» **Required work**: In your copy, leave out the pictures; write out all the data exactly.

» **Records for the exercise**:
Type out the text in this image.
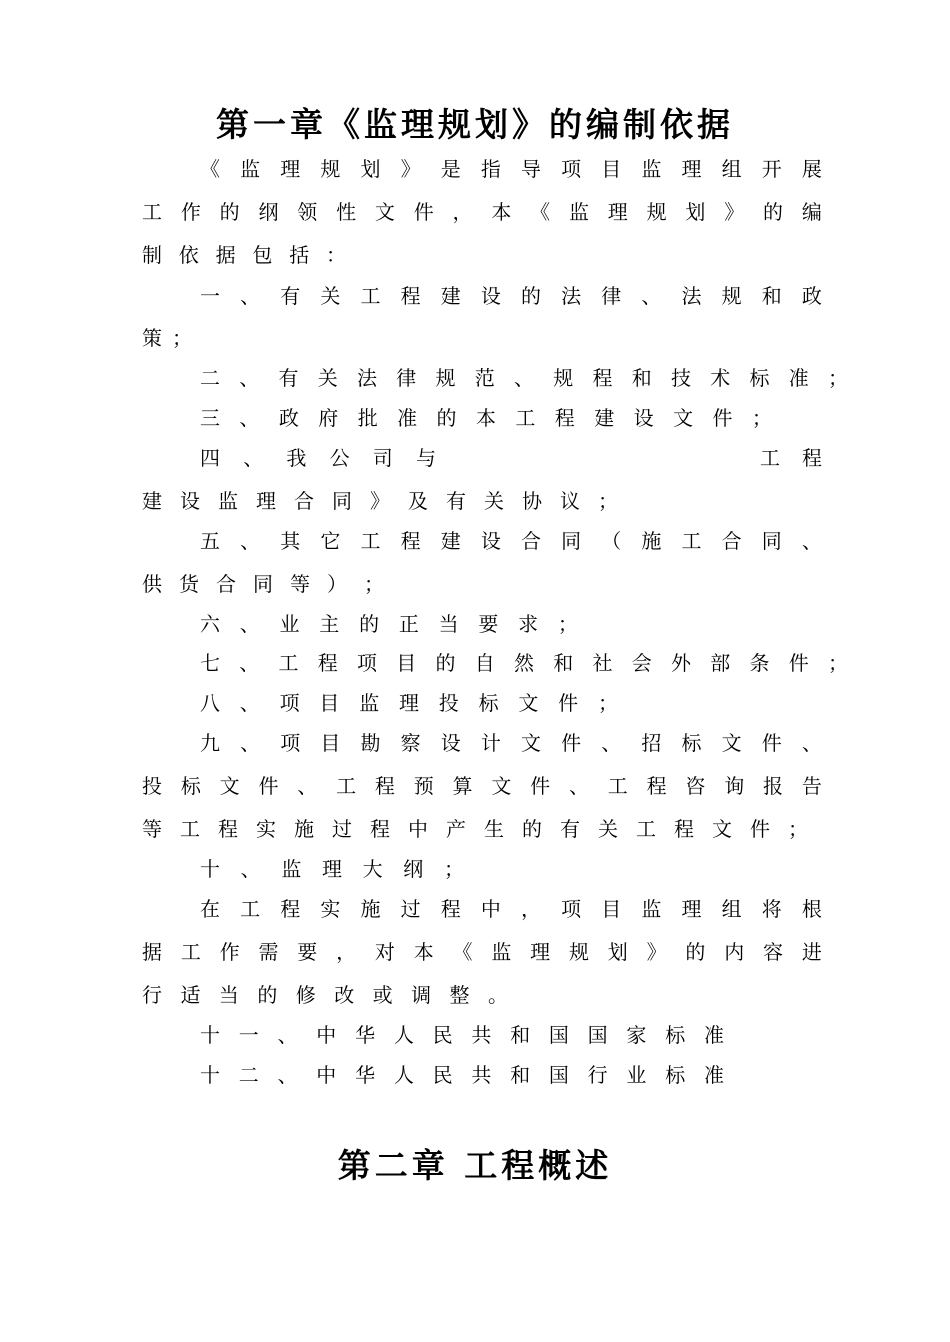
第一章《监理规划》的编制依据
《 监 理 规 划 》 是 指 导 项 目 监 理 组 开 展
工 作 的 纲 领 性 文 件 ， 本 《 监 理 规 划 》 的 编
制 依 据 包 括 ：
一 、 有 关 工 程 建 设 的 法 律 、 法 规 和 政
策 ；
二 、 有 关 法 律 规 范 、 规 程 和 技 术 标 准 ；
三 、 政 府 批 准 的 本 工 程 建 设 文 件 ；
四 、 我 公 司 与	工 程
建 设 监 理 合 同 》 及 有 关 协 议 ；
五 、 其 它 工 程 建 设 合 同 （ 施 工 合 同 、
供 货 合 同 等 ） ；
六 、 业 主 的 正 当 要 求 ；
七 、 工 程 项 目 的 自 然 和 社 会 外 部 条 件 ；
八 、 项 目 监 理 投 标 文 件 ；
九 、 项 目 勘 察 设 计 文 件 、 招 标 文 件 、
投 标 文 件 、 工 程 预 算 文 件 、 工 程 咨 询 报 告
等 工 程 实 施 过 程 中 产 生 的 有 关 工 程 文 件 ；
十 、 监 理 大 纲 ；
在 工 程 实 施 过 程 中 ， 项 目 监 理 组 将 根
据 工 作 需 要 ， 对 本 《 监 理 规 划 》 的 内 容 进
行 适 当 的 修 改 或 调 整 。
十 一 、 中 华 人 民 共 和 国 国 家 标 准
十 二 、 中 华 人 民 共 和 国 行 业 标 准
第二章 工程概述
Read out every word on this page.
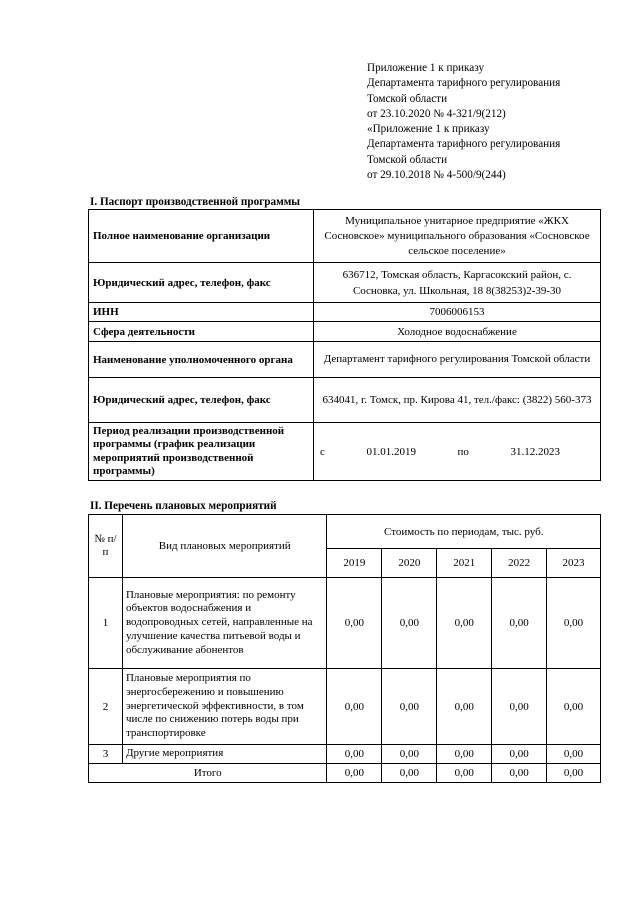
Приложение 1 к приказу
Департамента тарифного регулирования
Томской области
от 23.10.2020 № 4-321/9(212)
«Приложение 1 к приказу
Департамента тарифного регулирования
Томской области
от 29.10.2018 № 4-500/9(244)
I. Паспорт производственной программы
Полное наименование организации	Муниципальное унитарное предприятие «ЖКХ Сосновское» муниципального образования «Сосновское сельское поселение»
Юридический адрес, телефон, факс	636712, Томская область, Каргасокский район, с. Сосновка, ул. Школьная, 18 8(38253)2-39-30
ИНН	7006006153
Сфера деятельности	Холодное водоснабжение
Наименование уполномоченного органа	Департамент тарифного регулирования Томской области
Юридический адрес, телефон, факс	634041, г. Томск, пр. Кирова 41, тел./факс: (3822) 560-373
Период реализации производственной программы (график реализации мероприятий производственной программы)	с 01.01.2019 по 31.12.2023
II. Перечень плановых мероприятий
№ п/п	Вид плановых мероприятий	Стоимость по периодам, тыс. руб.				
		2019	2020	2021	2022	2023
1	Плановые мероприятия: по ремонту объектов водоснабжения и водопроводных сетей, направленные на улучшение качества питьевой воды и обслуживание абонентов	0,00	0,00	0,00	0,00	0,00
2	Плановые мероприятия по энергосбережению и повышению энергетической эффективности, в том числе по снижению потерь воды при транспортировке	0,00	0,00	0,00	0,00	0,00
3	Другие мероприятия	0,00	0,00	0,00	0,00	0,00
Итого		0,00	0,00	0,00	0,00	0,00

» **Solution to this exercise**:
Type out the text in this image.
第一章《监理规划》的编制依据
《 监 理 规 划 》 是 指 导 项 目 监 理 组 开 展
工 作 的 纲 领 性 文 件 ， 本 《 监 理 规 划 》 的 编
制 依 据 包 括 ：
一 、 有 关 工 程 建 设 的 法 律 、 法 规 和 政
策 ；
二 、 有 关 法 律 规 范 、 规 程 和 技 术 标 准 ；
三 、 政 府 批 准 的 本 工 程 建 设 文 件 ；
四 、 我 公 司 与	工 程
建 设 监 理 合 同 》 及 有 关 协 议 ；
五 、 其 它 工 程 建 设 合 同 （ 施 工 合 同 、
供 货 合 同 等 ） ；
六 、 业 主 的 正 当 要 求 ；
七 、 工 程 项 目 的 自 然 和 社 会 外 部 条 件 ；
八 、 项 目 监 理 投 标 文 件 ；
九 、 项 目 勘 察 设 计 文 件 、 招 标 文 件 、
投 标 文 件 、 工 程 预 算 文 件 、 工 程 咨 询 报 告
等 工 程 实 施 过 程 中 产 生 的 有 关 工 程 文 件 ；
十 、 监 理 大 纲 ；
在 工 程 实 施 过 程 中 ， 项 目 监 理 组 将 根
据 工 作 需 要 ， 对 本 《 监 理 规 划 》 的 内 容 进
行 适 当 的 修 改 或 调 整 。
十 一 、 中 华 人 民 共 和 国 国 家 标 准
十 二 、 中 华 人 民 共 和 国 行 业 标 准
第二章 工程概述
Read out every word on this page.
Приложение 1 к приказу
Департамента тарифного регулирования
Томской области
от 23.10.2020 № 4-321/9(212)
«Приложение 1 к приказу
Департамента тарифного регулирования
Томской области
от 29.10.2018 № 4-500/9(244)
I. Паспорт производственной программы
Полное наименование организации	Муниципальное унитарное предприятие «ЖКХ Сосновское» муниципального образования «Сосновское сельское поселение»
Юридический адрес, телефон, факс	636712, Томская область, Каргасокский район, с. Сосновка, ул. Школьная, 18 8(38253)2-39-30
ИНН	7006006153
Сфера деятельности	Холодное водоснабжение
Наименование уполномоченного органа	Департамент тарифного регулирования Томской области
Юридический адрес, телефон, факс	634041, г. Томск, пр. Кирова 41, тел./факс: (3822) 560-373
Период реализации производственной программы (график реализации мероприятий производственной программы)	с 01.01.2019 по 31.12.2023
II. Перечень плановых мероприятий
№ п/п	Вид плановых мероприятий	Стоимость по периодам, тыс. руб.				
		2019	2020	2021	2022	2023
1	Плановые мероприятия: по ремонту объектов водоснабжения и водопроводных сетей, направленные на улучшение качества питьевой воды и обслуживание абонентов	0,00	0,00	0,00	0,00	0,00
2	Плановые мероприятия по энергосбережению и повышению энергетической эффективности, в том числе по снижению потерь воды при транспортировке	0,00	0,00	0,00	0,00	0,00
3	Другие мероприятия	0,00	0,00	0,00	0,00	0,00
Итого		0,00	0,00	0,00	0,00	0,00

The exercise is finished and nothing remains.